+++ Material provided +++
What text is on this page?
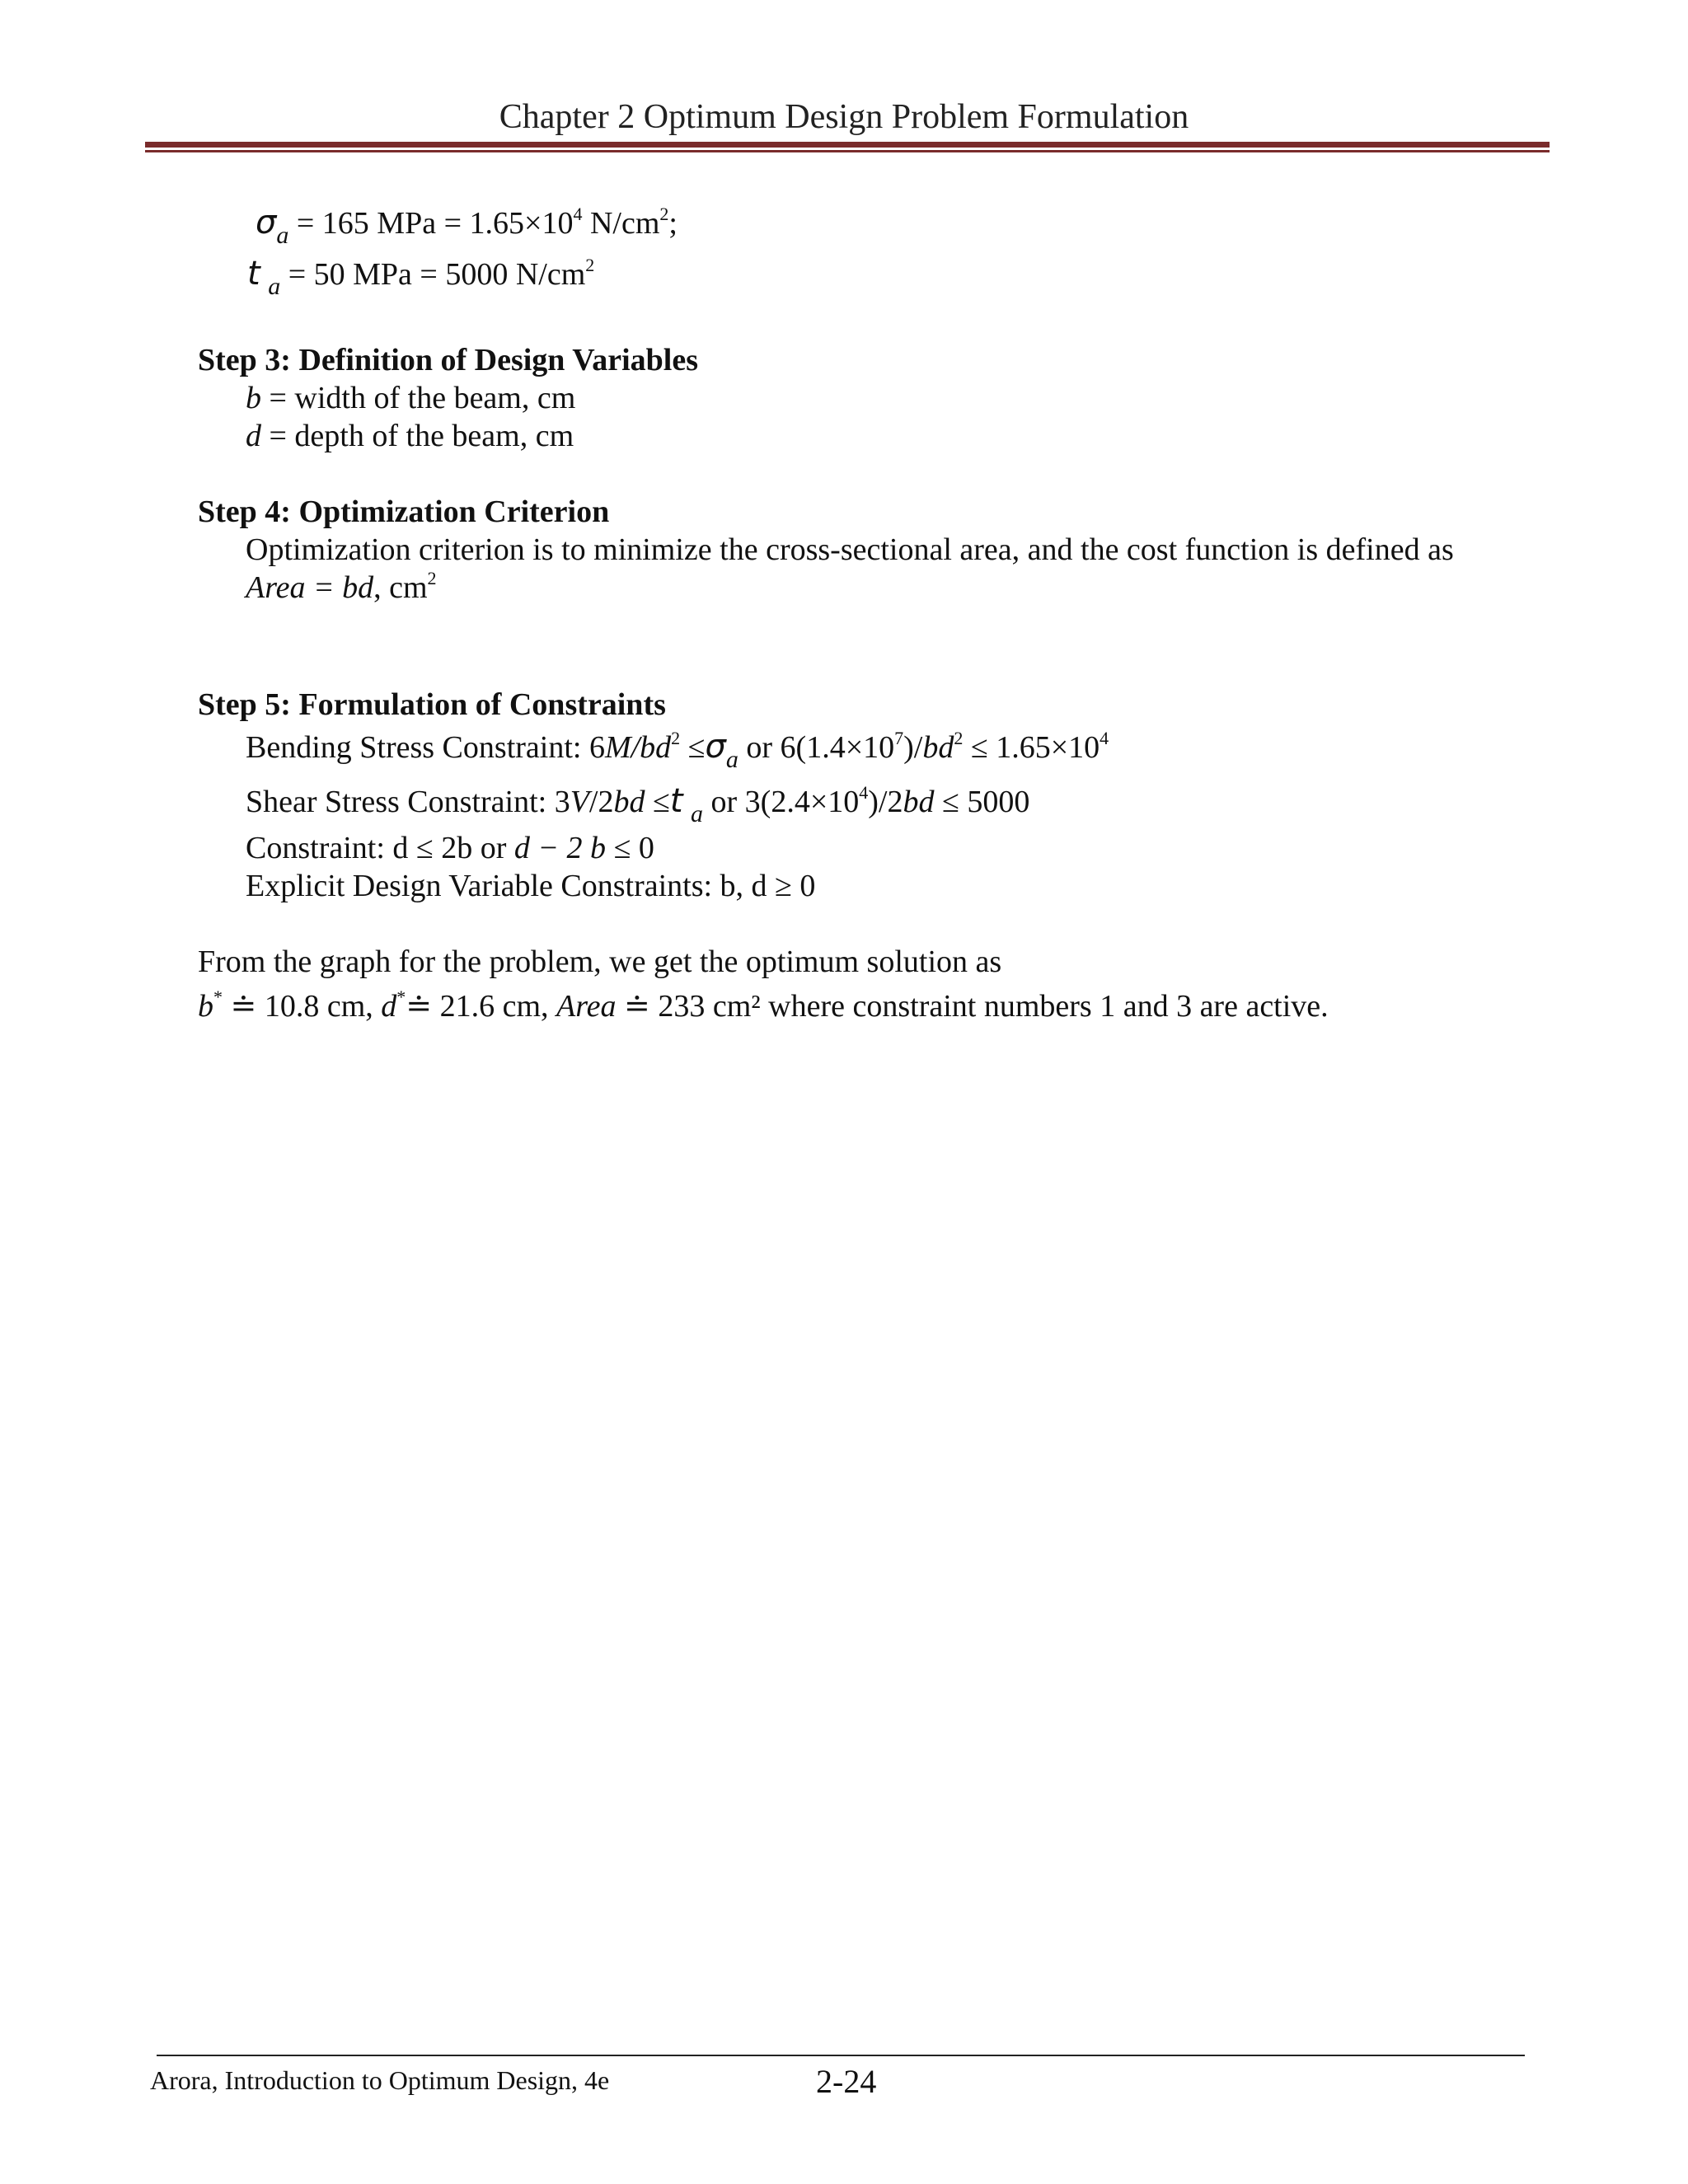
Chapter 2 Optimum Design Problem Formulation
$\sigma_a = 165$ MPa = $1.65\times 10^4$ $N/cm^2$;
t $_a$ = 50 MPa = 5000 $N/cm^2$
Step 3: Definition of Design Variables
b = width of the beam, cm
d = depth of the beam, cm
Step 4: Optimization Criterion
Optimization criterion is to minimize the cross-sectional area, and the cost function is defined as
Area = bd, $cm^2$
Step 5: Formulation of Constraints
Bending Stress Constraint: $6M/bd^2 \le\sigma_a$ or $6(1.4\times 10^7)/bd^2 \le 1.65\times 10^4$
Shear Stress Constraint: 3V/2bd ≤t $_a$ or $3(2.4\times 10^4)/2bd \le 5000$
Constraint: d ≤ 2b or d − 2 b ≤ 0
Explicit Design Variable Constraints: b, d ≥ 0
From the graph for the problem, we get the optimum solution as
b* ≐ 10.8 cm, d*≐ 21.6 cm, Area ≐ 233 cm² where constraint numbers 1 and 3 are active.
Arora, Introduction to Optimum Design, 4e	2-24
+++
**Task directions:** Reproduce the entries above word for word. Pictures stay out.

**Answer for the task:**
What text is on this page?
Chapter 2 Optimum Design Problem Formulation
$\sigma_a = 165$ MPa = $1.65\times 10^4$ $N/cm^2$;
t $_a$ = 50 MPa = 5000 $N/cm^2$
Step 3: Definition of Design Variables
b = width of the beam, cm
d = depth of the beam, cm
Step 4: Optimization Criterion
Optimization criterion is to minimize the cross-sectional area, and the cost function is defined as
Area = bd, $cm^2$
Step 5: Formulation of Constraints
Bending Stress Constraint: $6M/bd^2 \le\sigma_a$ or $6(1.4\times 10^7)/bd^2 \le 1.65\times 10^4$
Shear Stress Constraint: 3V/2bd ≤t $_a$ or $3(2.4\times 10^4)/2bd \le 5000$
Constraint: d ≤ 2b or d − 2 b ≤ 0
Explicit Design Variable Constraints: b, d ≥ 0
From the graph for the problem, we get the optimum solution as
b* ≐ 10.8 cm, d*≐ 21.6 cm, Area ≐ 233 cm² where constraint numbers 1 and 3 are active.
Arora, Introduction to Optimum Design, 4e	2-24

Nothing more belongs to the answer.